(Records contained in a dataset)
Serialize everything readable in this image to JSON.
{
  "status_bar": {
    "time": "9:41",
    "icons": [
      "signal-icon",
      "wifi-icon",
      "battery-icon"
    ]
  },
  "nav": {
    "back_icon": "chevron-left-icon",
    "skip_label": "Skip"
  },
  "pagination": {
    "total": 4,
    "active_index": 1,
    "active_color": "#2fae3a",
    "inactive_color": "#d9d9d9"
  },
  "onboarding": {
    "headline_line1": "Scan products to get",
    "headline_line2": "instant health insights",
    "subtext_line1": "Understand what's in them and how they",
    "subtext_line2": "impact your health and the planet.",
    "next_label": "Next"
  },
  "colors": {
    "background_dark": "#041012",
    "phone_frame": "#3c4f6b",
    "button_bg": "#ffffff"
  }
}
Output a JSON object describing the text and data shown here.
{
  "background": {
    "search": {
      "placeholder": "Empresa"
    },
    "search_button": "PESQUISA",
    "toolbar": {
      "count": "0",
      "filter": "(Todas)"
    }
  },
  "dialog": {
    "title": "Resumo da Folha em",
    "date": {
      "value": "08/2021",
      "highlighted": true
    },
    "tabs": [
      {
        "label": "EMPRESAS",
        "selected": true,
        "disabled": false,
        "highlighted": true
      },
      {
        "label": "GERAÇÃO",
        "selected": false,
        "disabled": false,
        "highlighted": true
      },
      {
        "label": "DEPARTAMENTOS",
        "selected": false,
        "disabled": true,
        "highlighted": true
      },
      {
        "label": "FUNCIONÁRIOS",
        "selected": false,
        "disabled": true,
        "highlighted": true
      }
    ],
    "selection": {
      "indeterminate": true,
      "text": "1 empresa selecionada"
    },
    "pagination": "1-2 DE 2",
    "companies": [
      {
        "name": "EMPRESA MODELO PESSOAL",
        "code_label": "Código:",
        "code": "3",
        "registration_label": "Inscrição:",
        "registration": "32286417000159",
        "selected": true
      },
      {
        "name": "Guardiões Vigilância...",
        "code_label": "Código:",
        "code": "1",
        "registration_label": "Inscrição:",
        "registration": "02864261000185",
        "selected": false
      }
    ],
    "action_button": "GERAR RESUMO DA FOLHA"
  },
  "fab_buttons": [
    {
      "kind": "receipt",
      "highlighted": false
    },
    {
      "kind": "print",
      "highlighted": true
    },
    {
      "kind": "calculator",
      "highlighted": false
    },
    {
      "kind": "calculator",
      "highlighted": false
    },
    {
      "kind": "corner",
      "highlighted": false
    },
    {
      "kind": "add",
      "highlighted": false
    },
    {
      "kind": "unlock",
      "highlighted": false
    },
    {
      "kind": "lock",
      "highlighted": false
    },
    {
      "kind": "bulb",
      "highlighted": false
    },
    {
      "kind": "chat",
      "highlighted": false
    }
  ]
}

◆ Exercise brief: Lines from the records above that hold "name" are the ones to list.

◆ Response to the exercise:
        "name": "EMPRESA MODELO PESSOAL",
        "name": "Guardiões Vigilância...",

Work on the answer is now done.